◆ WORK INSTRUCTIONS
Transcribe the entries that follow, word for word.

Figure record listings

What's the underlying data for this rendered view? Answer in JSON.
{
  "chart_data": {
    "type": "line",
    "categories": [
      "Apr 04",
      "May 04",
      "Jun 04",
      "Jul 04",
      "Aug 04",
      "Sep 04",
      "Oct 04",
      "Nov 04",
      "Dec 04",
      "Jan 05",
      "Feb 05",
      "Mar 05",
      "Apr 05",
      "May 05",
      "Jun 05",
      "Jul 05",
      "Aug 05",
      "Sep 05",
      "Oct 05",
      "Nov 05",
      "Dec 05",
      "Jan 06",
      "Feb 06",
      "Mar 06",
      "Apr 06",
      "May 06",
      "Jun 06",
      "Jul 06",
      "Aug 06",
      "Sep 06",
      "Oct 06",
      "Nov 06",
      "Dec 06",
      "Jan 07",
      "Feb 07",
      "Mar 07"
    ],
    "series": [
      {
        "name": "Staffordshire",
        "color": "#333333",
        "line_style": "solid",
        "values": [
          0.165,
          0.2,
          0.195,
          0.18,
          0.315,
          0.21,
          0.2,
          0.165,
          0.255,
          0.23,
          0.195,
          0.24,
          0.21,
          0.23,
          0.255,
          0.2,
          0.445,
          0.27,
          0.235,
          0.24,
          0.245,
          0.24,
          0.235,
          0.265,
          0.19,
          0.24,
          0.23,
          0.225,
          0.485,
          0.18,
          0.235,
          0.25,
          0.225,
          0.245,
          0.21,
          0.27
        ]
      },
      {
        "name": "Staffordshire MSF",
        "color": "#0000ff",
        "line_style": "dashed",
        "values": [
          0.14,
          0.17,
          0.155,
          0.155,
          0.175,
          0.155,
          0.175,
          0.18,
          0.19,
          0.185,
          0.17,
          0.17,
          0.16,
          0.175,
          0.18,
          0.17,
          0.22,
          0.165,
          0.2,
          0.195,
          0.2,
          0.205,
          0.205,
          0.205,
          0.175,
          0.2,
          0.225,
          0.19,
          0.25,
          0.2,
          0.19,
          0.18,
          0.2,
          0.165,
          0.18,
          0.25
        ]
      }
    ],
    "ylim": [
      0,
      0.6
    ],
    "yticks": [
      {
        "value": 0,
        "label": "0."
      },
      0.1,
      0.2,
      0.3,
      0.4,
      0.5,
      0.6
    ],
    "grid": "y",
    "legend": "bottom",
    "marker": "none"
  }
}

◆ FULL OUTPUT
What's the underlying data for this rendered view? Answer in JSON.
{
  "chart_data": {
    "type": "line",
    "categories": [
      "Apr 04",
      "May 04",
      "Jun 04",
      "Jul 04",
      "Aug 04",
      "Sep 04",
      "Oct 04",
      "Nov 04",
      "Dec 04",
      "Jan 05",
      "Feb 05",
      "Mar 05",
      "Apr 05",
      "May 05",
      "Jun 05",
      "Jul 05",
      "Aug 05",
      "Sep 05",
      "Oct 05",
      "Nov 05",
      "Dec 05",
      "Jan 06",
      "Feb 06",
      "Mar 06",
      "Apr 06",
      "May 06",
      "Jun 06",
      "Jul 06",
      "Aug 06",
      "Sep 06",
      "Oct 06",
      "Nov 06",
      "Dec 06",
      "Jan 07",
      "Feb 07",
      "Mar 07"
    ],
    "series": [
      {
        "name": "Staffordshire",
        "color": "#333333",
        "line_style": "solid",
        "values": [
          0.165,
          0.2,
          0.195,
          0.18,
          0.315,
          0.21,
          0.2,
          0.165,
          0.255,
          0.23,
          0.195,
          0.24,
          0.21,
          0.23,
          0.255,
          0.2,
          0.445,
          0.27,
          0.235,
          0.24,
          0.245,
          0.24,
          0.235,
          0.265,
          0.19,
          0.24,
          0.23,
          0.225,
          0.485,
          0.18,
          0.235,
          0.25,
          0.225,
          0.245,
          0.21,
          0.27
        ]
      },
      {
        "name": "Staffordshire MSF",
        "color": "#0000ff",
        "line_style": "dashed",
        "values": [
          0.14,
          0.17,
          0.155,
          0.155,
          0.175,
          0.155,
          0.175,
          0.18,
          0.19,
          0.185,
          0.17,
          0.17,
          0.16,
          0.175,
          0.18,
          0.17,
          0.22,
          0.165,
          0.2,
          0.195,
          0.2,
          0.205,
          0.205,
          0.205,
          0.175,
          0.2,
          0.225,
          0.19,
          0.25,
          0.2,
          0.19,
          0.18,
          0.2,
          0.165,
          0.18,
          0.25
        ]
      }
    ],
    "ylim": [
      0,
      0.6
    ],
    "yticks": [
      {
        "value": 0,
        "label": "0."
      },
      0.1,
      0.2,
      0.3,
      0.4,
      0.5,
      0.6
    ],
    "grid": "y",
    "legend": "bottom",
    "marker": "none"
  }
}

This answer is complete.